→ SUPPLIED INFORMATION:
..........

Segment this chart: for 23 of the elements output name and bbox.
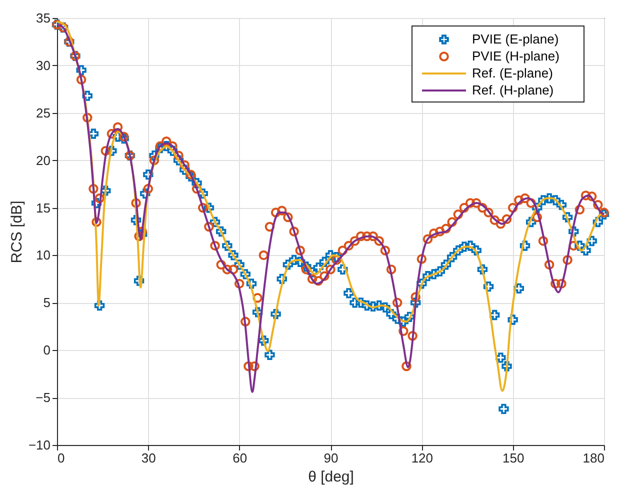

..........

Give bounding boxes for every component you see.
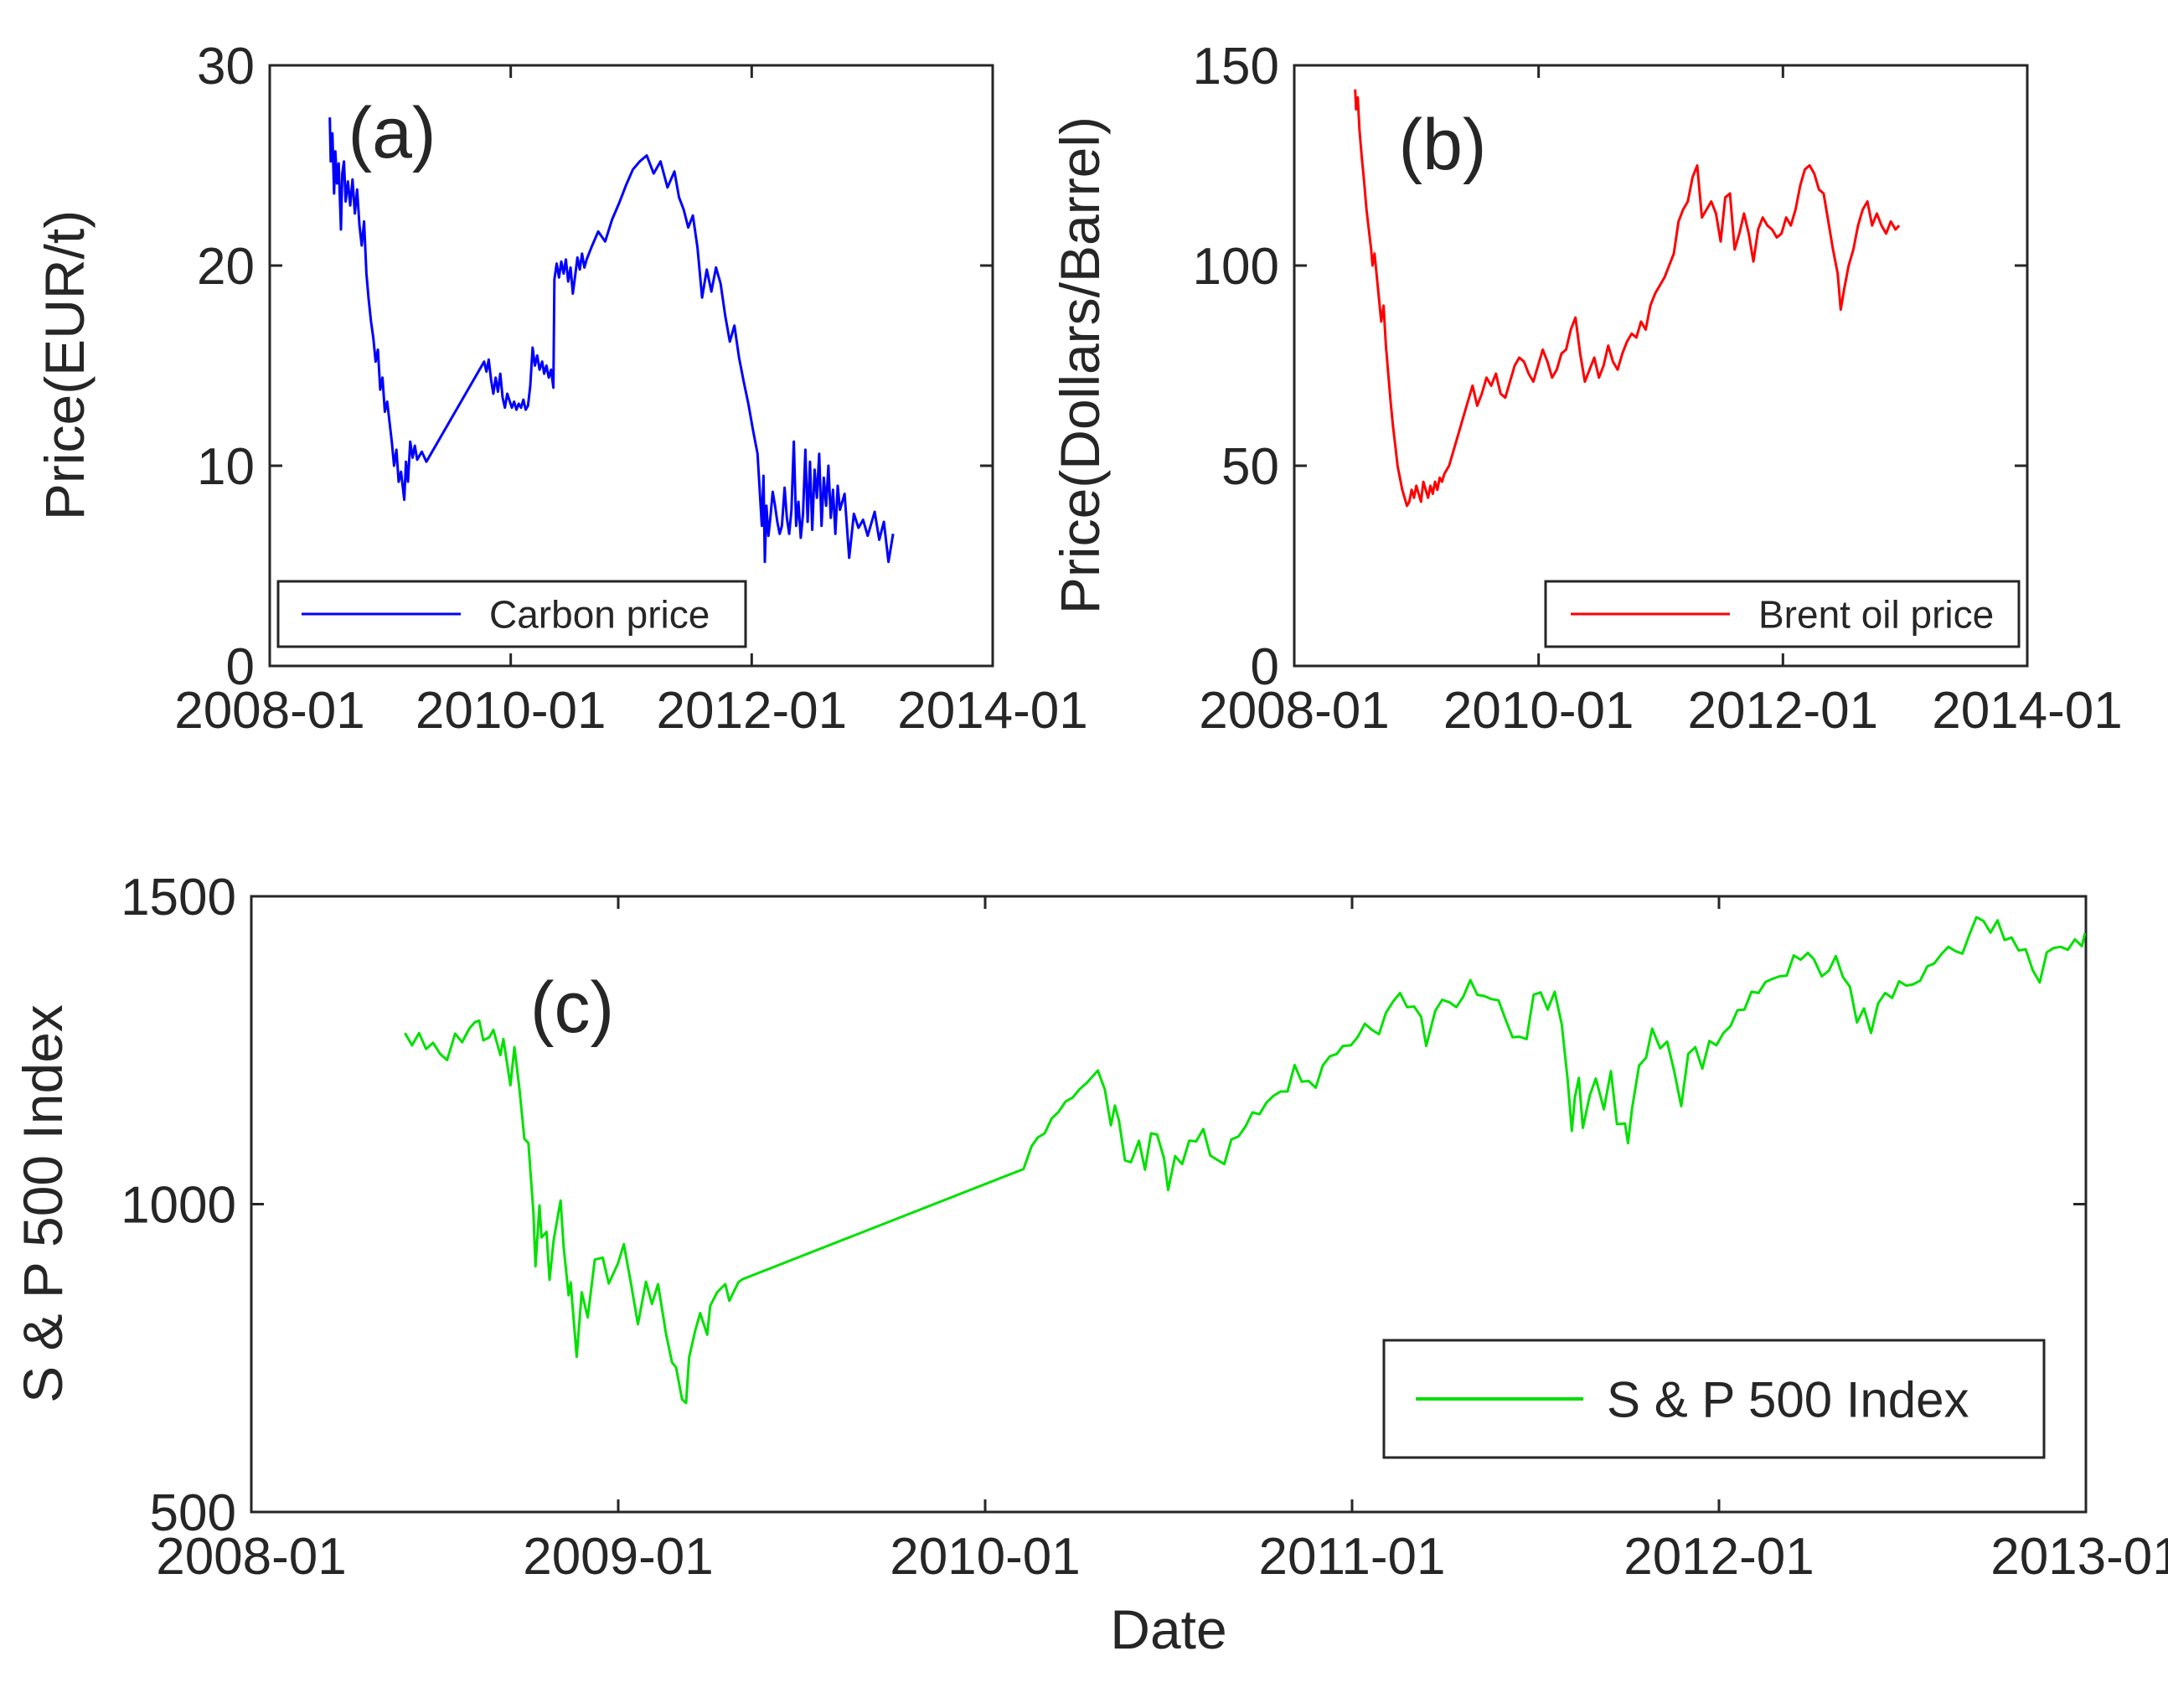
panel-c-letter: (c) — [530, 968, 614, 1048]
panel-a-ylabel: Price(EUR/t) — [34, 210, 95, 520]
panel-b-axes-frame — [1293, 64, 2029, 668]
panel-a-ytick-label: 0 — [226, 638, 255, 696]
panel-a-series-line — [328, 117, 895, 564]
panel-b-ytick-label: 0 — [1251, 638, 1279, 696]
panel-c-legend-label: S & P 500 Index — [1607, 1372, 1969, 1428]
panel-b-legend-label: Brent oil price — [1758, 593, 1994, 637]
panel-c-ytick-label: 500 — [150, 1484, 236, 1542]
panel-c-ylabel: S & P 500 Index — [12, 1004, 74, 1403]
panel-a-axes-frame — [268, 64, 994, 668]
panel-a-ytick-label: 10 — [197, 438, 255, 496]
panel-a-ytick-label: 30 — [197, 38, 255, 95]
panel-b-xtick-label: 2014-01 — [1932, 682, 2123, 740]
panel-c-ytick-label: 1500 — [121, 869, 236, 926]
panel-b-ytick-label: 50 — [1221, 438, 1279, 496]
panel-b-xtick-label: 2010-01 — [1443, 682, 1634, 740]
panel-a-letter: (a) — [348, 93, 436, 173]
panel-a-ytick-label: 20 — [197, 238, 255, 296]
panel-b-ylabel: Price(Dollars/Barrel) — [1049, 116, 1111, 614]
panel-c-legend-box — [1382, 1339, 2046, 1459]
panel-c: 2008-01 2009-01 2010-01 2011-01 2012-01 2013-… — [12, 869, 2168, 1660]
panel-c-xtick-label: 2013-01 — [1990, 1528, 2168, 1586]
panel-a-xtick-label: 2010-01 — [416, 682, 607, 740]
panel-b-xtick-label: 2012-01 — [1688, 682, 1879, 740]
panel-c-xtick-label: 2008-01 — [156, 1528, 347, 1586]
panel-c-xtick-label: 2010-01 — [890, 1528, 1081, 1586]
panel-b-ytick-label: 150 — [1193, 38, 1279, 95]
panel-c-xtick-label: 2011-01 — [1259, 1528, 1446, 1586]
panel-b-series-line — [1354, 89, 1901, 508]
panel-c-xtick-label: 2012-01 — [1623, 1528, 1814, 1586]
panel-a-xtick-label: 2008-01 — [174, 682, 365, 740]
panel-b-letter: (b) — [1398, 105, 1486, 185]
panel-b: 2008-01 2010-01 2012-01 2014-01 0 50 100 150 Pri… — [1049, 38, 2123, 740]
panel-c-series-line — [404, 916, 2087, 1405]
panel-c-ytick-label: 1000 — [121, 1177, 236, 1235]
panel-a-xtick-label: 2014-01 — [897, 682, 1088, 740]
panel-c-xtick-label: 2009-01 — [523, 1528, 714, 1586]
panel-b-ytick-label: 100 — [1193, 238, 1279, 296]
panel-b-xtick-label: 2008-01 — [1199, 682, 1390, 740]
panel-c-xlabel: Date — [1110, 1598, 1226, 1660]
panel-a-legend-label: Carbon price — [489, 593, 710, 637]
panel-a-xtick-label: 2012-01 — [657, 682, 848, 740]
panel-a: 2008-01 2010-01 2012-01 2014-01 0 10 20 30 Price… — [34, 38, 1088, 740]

..........

Edit the entries starting at the line containing "Give bounding boxes" and ending at the line containing "panel-a-xtick-label: 2010-01 —", replacing "Brent oil price" with "Crude oil price" and leaving everything else unchanged. Return only those lines, and omit the pictures.

→ CORRECT RESULT:
Give bounding boxes for every component you see.
panel-c-letter: (c) — [530, 968, 614, 1048]
panel-a-ylabel: Price(EUR/t) — [34, 210, 95, 520]
panel-b-axes-frame — [1293, 64, 2029, 668]
panel-a-ytick-label: 0 — [226, 638, 255, 696]
panel-a-series-line — [328, 117, 895, 564]
panel-b-ytick-label: 0 — [1251, 638, 1279, 696]
panel-c-legend-label: S & P 500 Index — [1607, 1372, 1969, 1428]
panel-b-legend-label: Crude oil price — [1758, 593, 1994, 637]
panel-c-ytick-label: 500 — [150, 1484, 236, 1542]
panel-c-ylabel: S & P 500 Index — [12, 1004, 74, 1403]
panel-a-axes-frame — [268, 64, 994, 668]
panel-a-ytick-label: 10 — [197, 438, 255, 496]
panel-a-ytick-label: 30 — [197, 38, 255, 95]
panel-b-xtick-label: 2014-01 — [1932, 682, 2123, 740]
panel-c-ytick-label: 1500 — [121, 869, 236, 926]
panel-b-ytick-label: 50 — [1221, 438, 1279, 496]
panel-b-xtick-label: 2010-01 — [1443, 682, 1634, 740]
panel-a-letter: (a) — [348, 93, 436, 173]
panel-a-ytick-label: 20 — [197, 238, 255, 296]
panel-b-ylabel: Price(Dollars/Barrel) — [1049, 116, 1111, 614]
panel-c-legend-box — [1382, 1339, 2046, 1459]
panel-c: 2008-01 2009-01 2010-01 2011-01 2012-01 2013-… — [12, 869, 2168, 1660]
panel-c-xtick-label: 2013-01 — [1990, 1528, 2168, 1586]
panel-a-xtick-label: 2010-01 — [416, 682, 607, 740]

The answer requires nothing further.